Text shown »
# New guy in WA



## RedRomo (Aug 17, 2010)

Where at in Washington?


----------



## Waylandar (Feb 3, 2013)

I'm in spanaway


----------



## stickz (Feb 6, 2013)

I'm in my 6th trip since jan 20th. I can't get enough either. I try to go to Stevens twice a week, I'm Everett if we're close hit me up. I'm also down to go to crystal and baker


----------



## NWBoarder (Jan 10, 2010)

I'm in Kitsap County, but I ride at Snoqualmie fairly regularly. For sure I am up there every Wednesday, and then I usually get another night or two in as well. Hit me up sometime if you wanna ride. I'm always down to meet new people, and have made some good friends from meeting up with people on the forum.


----------



## wrathfuldeity (Oct 5, 2007)

aloha...going to the circus in the am.


----------



## volcom21d (Sep 11, 2012)

wrathfuldeity said:


> aloha...going to the circus in the am.


May head to snoq in the am too. Pm me your number wrath


----------



## TacomaDoA (Sep 13, 2011)

I live in Tacompton. Hit me up if you are heading to Crystal especially!


----------



## NWBoarder (Jan 10, 2010)

Wrath rides up at Baker. He's going to the LBS, not the Qualm.


----------



## stickz (Feb 6, 2013)

I'm goin to Stevens tomorrow if you wanna go bro


----------



## IS3_FTW (Jan 21, 2013)

Aim »
Return, word for word, the part of the forum thread above that lies between "I'm in Kitsap" and "on the forum.", inclusive.

Entries supplied »
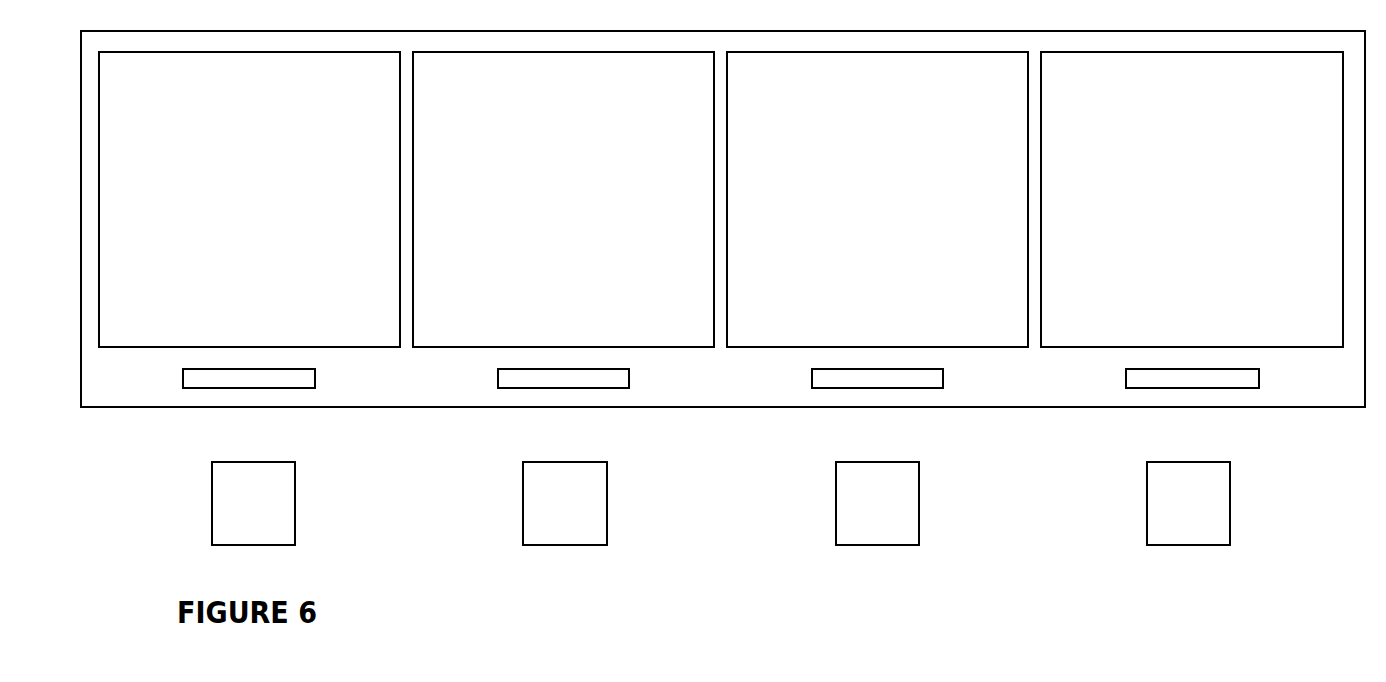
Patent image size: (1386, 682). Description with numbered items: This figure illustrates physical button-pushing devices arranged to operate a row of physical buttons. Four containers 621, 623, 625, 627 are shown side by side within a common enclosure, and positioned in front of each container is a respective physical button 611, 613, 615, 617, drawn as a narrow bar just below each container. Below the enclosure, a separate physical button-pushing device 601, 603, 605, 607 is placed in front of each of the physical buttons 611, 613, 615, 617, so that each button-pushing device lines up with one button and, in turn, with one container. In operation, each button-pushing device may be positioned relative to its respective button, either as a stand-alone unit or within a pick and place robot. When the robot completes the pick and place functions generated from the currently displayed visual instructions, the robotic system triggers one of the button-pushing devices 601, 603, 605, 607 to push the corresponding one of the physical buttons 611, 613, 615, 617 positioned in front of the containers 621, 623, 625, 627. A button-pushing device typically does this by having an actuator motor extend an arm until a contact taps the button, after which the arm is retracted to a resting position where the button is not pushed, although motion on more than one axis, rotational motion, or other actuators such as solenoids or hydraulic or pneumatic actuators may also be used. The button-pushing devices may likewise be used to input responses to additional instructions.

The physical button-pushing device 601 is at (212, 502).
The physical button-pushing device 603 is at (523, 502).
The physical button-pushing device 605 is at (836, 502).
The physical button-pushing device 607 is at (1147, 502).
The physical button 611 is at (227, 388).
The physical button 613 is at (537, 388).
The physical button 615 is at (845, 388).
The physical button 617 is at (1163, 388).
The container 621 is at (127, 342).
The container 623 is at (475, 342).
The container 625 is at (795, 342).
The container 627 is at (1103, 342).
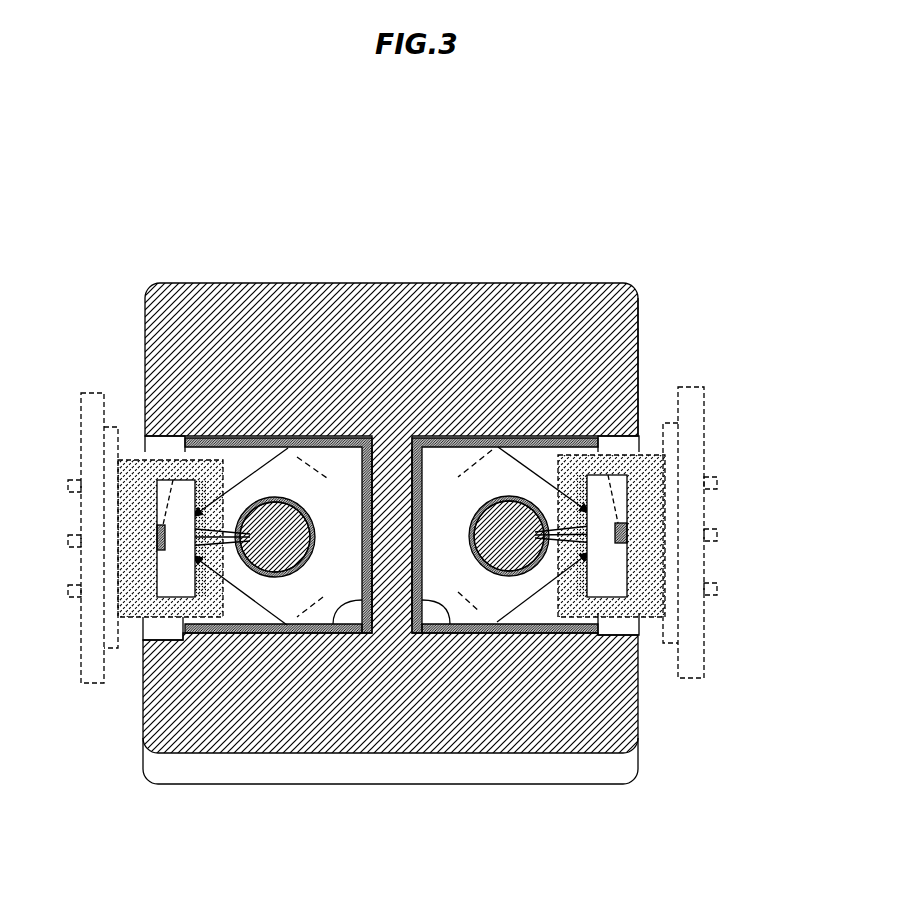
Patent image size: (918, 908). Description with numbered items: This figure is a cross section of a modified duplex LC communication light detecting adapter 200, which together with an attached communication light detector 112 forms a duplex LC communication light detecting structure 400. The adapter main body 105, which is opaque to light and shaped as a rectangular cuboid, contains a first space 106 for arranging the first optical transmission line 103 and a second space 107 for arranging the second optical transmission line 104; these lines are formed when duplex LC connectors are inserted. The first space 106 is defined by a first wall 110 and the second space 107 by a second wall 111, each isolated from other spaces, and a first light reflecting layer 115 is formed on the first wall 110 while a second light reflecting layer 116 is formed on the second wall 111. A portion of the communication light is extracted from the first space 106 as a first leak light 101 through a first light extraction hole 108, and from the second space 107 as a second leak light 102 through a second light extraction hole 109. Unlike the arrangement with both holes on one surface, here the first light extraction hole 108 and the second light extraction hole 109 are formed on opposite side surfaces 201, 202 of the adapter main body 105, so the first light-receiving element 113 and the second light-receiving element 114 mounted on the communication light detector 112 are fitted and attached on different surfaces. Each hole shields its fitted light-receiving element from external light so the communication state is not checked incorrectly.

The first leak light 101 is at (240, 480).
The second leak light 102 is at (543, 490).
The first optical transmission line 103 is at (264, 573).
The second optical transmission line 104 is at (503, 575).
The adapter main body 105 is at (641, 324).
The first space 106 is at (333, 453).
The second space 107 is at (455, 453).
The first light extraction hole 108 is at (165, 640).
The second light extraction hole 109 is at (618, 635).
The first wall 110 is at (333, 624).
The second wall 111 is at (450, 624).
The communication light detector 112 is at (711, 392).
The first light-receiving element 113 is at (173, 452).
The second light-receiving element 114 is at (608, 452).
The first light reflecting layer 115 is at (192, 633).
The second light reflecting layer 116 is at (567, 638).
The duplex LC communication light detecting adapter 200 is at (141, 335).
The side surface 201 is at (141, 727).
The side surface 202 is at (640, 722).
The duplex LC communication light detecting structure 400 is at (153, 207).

Exercise response »
I'm in Kitsap County, but I ride at Snoqualmie fairly regularly. For sure I am up there every Wednesday, and then I usually get another night or two in as well. Hit me up sometime if you wanna ride. I'm always down to meet new people, and have made some good friends from meeting up with people on the forum.